-- begin --
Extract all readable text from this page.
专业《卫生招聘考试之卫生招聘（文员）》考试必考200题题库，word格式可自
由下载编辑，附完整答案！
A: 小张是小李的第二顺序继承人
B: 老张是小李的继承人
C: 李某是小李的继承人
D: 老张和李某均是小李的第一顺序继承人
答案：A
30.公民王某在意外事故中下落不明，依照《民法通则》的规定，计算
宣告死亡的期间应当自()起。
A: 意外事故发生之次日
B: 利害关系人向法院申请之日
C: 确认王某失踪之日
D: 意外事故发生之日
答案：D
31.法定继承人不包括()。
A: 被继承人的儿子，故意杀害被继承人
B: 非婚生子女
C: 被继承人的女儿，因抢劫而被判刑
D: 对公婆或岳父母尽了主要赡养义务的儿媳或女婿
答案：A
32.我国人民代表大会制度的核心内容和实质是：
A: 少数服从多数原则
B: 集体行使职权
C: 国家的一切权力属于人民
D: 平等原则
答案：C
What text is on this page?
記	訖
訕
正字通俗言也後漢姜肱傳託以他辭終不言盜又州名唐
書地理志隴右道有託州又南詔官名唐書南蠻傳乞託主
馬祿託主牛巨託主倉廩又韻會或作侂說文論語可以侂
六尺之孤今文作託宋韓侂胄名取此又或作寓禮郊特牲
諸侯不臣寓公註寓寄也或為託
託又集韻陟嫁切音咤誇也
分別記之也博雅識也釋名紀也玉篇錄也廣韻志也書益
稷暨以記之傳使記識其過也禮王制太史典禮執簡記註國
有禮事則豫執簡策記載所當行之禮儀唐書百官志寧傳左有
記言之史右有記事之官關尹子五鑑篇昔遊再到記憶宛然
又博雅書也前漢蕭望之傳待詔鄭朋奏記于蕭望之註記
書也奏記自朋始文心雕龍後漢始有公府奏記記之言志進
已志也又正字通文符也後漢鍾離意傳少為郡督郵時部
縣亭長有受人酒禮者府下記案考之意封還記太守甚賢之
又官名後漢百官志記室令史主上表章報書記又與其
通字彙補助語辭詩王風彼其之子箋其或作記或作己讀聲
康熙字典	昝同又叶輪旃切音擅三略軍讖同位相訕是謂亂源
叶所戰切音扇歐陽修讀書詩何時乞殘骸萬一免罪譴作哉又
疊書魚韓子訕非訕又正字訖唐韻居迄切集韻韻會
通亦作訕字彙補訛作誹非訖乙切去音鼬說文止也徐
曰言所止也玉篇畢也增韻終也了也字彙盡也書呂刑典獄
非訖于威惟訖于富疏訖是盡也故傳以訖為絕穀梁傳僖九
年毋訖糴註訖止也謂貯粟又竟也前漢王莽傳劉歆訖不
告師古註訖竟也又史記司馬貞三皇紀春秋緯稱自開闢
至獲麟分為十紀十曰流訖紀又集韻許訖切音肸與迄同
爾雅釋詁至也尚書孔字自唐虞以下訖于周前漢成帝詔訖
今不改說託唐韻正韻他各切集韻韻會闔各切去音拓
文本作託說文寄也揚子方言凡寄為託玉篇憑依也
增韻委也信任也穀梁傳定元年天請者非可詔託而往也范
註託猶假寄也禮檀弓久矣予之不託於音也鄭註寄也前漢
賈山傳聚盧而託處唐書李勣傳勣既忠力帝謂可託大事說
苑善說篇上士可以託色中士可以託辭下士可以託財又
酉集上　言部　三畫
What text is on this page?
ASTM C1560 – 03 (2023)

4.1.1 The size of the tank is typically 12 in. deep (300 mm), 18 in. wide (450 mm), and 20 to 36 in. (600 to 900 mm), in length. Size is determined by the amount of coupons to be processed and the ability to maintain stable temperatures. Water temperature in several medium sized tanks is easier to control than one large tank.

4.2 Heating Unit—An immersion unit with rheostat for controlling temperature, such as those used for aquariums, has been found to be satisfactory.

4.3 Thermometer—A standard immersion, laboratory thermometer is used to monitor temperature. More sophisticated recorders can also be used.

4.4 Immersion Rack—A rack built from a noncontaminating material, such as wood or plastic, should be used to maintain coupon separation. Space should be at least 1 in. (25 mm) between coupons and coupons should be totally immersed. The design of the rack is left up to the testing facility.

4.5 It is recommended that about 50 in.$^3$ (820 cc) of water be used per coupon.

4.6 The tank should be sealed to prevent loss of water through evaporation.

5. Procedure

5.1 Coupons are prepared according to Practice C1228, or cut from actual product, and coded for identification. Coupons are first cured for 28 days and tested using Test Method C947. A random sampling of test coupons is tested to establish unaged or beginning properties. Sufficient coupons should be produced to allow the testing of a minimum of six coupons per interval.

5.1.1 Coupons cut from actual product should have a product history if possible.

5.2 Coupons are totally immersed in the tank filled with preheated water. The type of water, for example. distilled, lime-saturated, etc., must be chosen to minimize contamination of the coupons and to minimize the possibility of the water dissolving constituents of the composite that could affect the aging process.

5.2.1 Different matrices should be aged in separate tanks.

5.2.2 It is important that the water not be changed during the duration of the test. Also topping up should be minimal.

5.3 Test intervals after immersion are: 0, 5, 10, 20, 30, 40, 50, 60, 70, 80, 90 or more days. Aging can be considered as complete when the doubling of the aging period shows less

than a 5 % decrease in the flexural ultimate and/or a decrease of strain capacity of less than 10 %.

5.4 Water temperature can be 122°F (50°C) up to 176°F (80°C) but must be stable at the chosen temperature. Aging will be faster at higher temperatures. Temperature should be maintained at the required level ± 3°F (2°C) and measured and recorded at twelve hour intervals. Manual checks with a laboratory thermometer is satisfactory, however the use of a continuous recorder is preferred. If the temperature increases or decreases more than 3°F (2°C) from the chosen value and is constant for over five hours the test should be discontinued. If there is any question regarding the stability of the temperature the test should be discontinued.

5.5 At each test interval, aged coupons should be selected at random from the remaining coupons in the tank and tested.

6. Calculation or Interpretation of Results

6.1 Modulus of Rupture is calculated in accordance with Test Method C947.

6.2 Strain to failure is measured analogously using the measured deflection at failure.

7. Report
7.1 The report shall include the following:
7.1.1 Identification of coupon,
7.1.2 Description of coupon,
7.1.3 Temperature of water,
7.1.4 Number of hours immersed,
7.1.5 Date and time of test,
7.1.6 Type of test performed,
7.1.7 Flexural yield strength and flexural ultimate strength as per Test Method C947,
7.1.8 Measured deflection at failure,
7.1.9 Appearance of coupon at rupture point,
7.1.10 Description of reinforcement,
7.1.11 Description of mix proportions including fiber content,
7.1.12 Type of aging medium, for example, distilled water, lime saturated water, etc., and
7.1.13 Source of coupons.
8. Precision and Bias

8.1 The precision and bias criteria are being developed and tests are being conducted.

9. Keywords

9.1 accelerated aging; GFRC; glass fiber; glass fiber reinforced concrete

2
-- end --
Print the records once more, exactly as they were given.

§ **Solution to the problem**
Extract all readable text from this page.
专业《卫生招聘考试之卫生招聘（文员）》考试必考200题题库，word格式可自
由下载编辑，附完整答案！
A: 小张是小李的第二顺序继承人
B: 老张是小李的继承人
C: 李某是小李的继承人
D: 老张和李某均是小李的第一顺序继承人
答案：A
30.公民王某在意外事故中下落不明，依照《民法通则》的规定，计算
宣告死亡的期间应当自()起。
A: 意外事故发生之次日
B: 利害关系人向法院申请之日
C: 确认王某失踪之日
D: 意外事故发生之日
答案：D
31.法定继承人不包括()。
A: 被继承人的儿子，故意杀害被继承人
B: 非婚生子女
C: 被继承人的女儿，因抢劫而被判刑
D: 对公婆或岳父母尽了主要赡养义务的儿媳或女婿
答案：A
32.我国人民代表大会制度的核心内容和实质是：
A: 少数服从多数原则
B: 集体行使职权
C: 国家的一切权力属于人民
D: 平等原则
答案：C
What text is on this page?
記	訖
訕
正字通俗言也後漢姜肱傳託以他辭終不言盜又州名唐
書地理志隴右道有託州又南詔官名唐書南蠻傳乞託主
馬祿託主牛巨託主倉廩又韻會或作侂說文論語可以侂
六尺之孤今文作託宋韓侂胄名取此又或作寓禮郊特牲
諸侯不臣寓公註寓寄也或為託
託又集韻陟嫁切音咤誇也
分別記之也博雅識也釋名紀也玉篇錄也廣韻志也書益
稷暨以記之傳使記識其過也禮王制太史典禮執簡記註國
有禮事則豫執簡策記載所當行之禮儀唐書百官志寧傳左有
記言之史右有記事之官關尹子五鑑篇昔遊再到記憶宛然
又博雅書也前漢蕭望之傳待詔鄭朋奏記于蕭望之註記
書也奏記自朋始文心雕龍後漢始有公府奏記記之言志進
已志也又正字通文符也後漢鍾離意傳少為郡督郵時部
縣亭長有受人酒禮者府下記案考之意封還記太守甚賢之
又官名後漢百官志記室令史主上表章報書記又與其
通字彙補助語辭詩王風彼其之子箋其或作記或作己讀聲
康熙字典	昝同又叶輪旃切音擅三略軍讖同位相訕是謂亂源
叶所戰切音扇歐陽修讀書詩何時乞殘骸萬一免罪譴作哉又
疊書魚韓子訕非訕又正字訖唐韻居迄切集韻韻會
通亦作訕字彙補訛作誹非訖乙切去音鼬說文止也徐
曰言所止也玉篇畢也增韻終也了也字彙盡也書呂刑典獄
非訖于威惟訖于富疏訖是盡也故傳以訖為絕穀梁傳僖九
年毋訖糴註訖止也謂貯粟又竟也前漢王莽傳劉歆訖不
告師古註訖竟也又史記司馬貞三皇紀春秋緯稱自開闢
至獲麟分為十紀十曰流訖紀又集韻許訖切音肸與迄同
爾雅釋詁至也尚書孔字自唐虞以下訖于周前漢成帝詔訖
今不改說託唐韻正韻他各切集韻韻會闔各切去音拓
文本作託說文寄也揚子方言凡寄為託玉篇憑依也
增韻委也信任也穀梁傳定元年天請者非可詔託而往也范
註託猶假寄也禮檀弓久矣予之不託於音也鄭註寄也前漢
賈山傳聚盧而託處唐書李勣傳勣既忠力帝謂可託大事說
苑善說篇上士可以託色中士可以託辭下士可以託財又
酉集上　言部　三畫
What text is on this page?
ASTM C1560 – 03 (2023)

4.1.1 The size of the tank is typically 12 in. deep (300 mm), 18 in. wide (450 mm), and 20 to 36 in. (600 to 900 mm), in length. Size is determined by the amount of coupons to be processed and the ability to maintain stable temperatures. Water temperature in several medium sized tanks is easier to control than one large tank.

4.2 Heating Unit—An immersion unit with rheostat for controlling temperature, such as those used for aquariums, has been found to be satisfactory.

4.3 Thermometer—A standard immersion, laboratory thermometer is used to monitor temperature. More sophisticated recorders can also be used.

4.4 Immersion Rack—A rack built from a noncontaminating material, such as wood or plastic, should be used to maintain coupon separation. Space should be at least 1 in. (25 mm) between coupons and coupons should be totally immersed. The design of the rack is left up to the testing facility.

4.5 It is recommended that about 50 in.$^3$ (820 cc) of water be used per coupon.

4.6 The tank should be sealed to prevent loss of water through evaporation.

5. Procedure

5.1 Coupons are prepared according to Practice C1228, or cut from actual product, and coded for identification. Coupons are first cured for 28 days and tested using Test Method C947. A random sampling of test coupons is tested to establish unaged or beginning properties. Sufficient coupons should be produced to allow the testing of a minimum of six coupons per interval.

5.1.1 Coupons cut from actual product should have a product history if possible.

5.2 Coupons are totally immersed in the tank filled with preheated water. The type of water, for example. distilled, lime-saturated, etc., must be chosen to minimize contamination of the coupons and to minimize the possibility of the water dissolving constituents of the composite that could affect the aging process.

5.2.1 Different matrices should be aged in separate tanks.

5.2.2 It is important that the water not be changed during the duration of the test. Also topping up should be minimal.

5.3 Test intervals after immersion are: 0, 5, 10, 20, 30, 40, 50, 60, 70, 80, 90 or more days. Aging can be considered as complete when the doubling of the aging period shows less

than a 5 % decrease in the flexural ultimate and/or a decrease of strain capacity of less than 10 %.

5.4 Water temperature can be 122°F (50°C) up to 176°F (80°C) but must be stable at the chosen temperature. Aging will be faster at higher temperatures. Temperature should be maintained at the required level ± 3°F (2°C) and measured and recorded at twelve hour intervals. Manual checks with a laboratory thermometer is satisfactory, however the use of a continuous recorder is preferred. If the temperature increases or decreases more than 3°F (2°C) from the chosen value and is constant for over five hours the test should be discontinued. If there is any question regarding the stability of the temperature the test should be discontinued.

5.5 At each test interval, aged coupons should be selected at random from the remaining coupons in the tank and tested.

6. Calculation or Interpretation of Results

6.1 Modulus of Rupture is calculated in accordance with Test Method C947.

6.2 Strain to failure is measured analogously using the measured deflection at failure.

7. Report
7.1 The report shall include the following:
7.1.1 Identification of coupon,
7.1.2 Description of coupon,
7.1.3 Temperature of water,
7.1.4 Number of hours immersed,
7.1.5 Date and time of test,
7.1.6 Type of test performed,
7.1.7 Flexural yield strength and flexural ultimate strength as per Test Method C947,
7.1.8 Measured deflection at failure,
7.1.9 Appearance of coupon at rupture point,
7.1.10 Description of reinforcement,
7.1.11 Description of mix proportions including fiber content,
7.1.12 Type of aging medium, for example, distilled water, lime saturated water, etc., and
7.1.13 Source of coupons.
8. Precision and Bias

8.1 The precision and bias criteria are being developed and tests are being conducted.

9. Keywords

9.1 accelerated aging; GFRC; glass fiber; glass fiber reinforced concrete

2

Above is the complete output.